## begin

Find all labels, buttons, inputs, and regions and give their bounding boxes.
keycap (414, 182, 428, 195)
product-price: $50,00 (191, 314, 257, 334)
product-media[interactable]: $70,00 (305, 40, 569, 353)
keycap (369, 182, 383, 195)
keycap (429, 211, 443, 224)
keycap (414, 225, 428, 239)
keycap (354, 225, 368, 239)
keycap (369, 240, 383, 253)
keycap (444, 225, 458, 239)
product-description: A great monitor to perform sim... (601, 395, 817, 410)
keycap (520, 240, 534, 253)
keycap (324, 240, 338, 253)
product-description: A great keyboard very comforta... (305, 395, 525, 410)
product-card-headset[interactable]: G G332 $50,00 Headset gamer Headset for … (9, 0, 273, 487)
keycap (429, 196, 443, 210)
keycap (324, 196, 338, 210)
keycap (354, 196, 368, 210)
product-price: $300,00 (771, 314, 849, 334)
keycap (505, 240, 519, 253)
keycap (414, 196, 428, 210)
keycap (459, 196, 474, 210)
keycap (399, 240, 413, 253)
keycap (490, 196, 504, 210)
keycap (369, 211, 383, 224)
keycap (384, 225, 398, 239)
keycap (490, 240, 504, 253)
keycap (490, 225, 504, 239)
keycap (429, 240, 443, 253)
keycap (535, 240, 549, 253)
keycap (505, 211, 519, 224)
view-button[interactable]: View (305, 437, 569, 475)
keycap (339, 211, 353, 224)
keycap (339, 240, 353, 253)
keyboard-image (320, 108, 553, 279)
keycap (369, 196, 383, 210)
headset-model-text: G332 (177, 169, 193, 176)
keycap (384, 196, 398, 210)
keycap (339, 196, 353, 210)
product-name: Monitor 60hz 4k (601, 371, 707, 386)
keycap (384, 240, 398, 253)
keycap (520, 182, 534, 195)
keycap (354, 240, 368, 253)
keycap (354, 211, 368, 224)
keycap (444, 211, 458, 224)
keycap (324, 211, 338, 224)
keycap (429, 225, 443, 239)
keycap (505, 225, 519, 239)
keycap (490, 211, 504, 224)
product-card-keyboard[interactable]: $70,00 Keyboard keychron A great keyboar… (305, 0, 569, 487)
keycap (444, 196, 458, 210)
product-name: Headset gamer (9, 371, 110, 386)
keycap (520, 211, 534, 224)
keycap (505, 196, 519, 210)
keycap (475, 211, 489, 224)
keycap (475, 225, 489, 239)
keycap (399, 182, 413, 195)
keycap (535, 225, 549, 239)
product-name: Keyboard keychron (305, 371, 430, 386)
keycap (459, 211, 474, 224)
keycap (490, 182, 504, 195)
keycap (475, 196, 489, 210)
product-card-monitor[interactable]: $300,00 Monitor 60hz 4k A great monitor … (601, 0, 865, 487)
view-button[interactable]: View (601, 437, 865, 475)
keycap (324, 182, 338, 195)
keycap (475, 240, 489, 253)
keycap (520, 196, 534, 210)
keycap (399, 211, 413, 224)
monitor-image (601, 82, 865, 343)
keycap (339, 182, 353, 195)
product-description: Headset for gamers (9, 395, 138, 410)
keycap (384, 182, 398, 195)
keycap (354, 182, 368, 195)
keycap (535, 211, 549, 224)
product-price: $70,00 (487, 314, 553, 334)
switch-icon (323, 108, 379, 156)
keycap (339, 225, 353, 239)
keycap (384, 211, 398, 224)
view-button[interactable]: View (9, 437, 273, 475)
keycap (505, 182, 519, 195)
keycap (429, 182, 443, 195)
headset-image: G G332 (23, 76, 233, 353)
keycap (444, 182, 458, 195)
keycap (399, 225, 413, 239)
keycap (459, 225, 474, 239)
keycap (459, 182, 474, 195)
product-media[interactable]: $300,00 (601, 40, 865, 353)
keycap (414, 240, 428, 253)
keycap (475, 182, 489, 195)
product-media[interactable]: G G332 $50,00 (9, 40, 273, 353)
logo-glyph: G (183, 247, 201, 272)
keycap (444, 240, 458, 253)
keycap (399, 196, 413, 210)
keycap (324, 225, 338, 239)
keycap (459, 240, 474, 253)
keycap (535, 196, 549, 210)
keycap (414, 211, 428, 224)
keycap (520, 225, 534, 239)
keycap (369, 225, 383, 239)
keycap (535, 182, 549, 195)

## end
## begin

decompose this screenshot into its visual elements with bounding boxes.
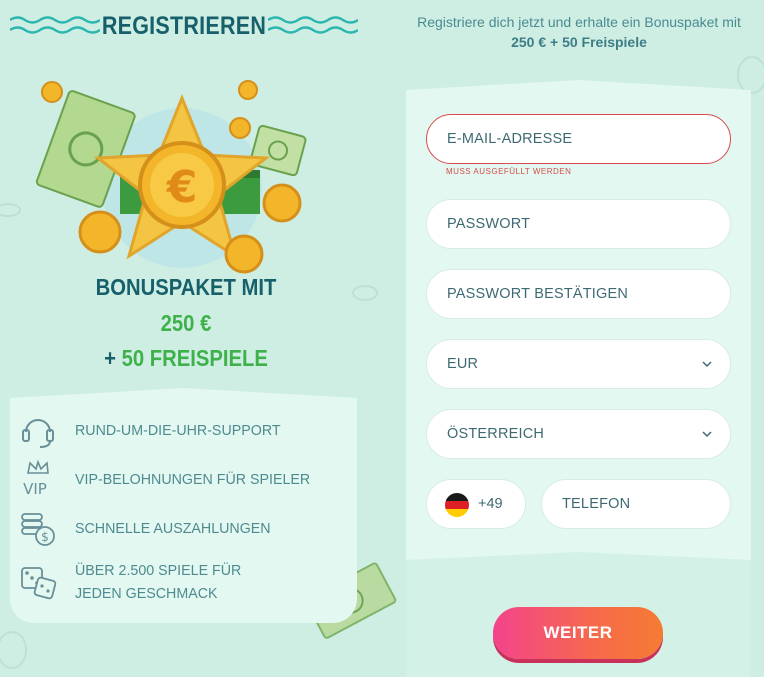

## end

* Your instructions: How many lines in the items above contain the string "View", with case taken into account? Reply with the number alone.

* Correct response: 3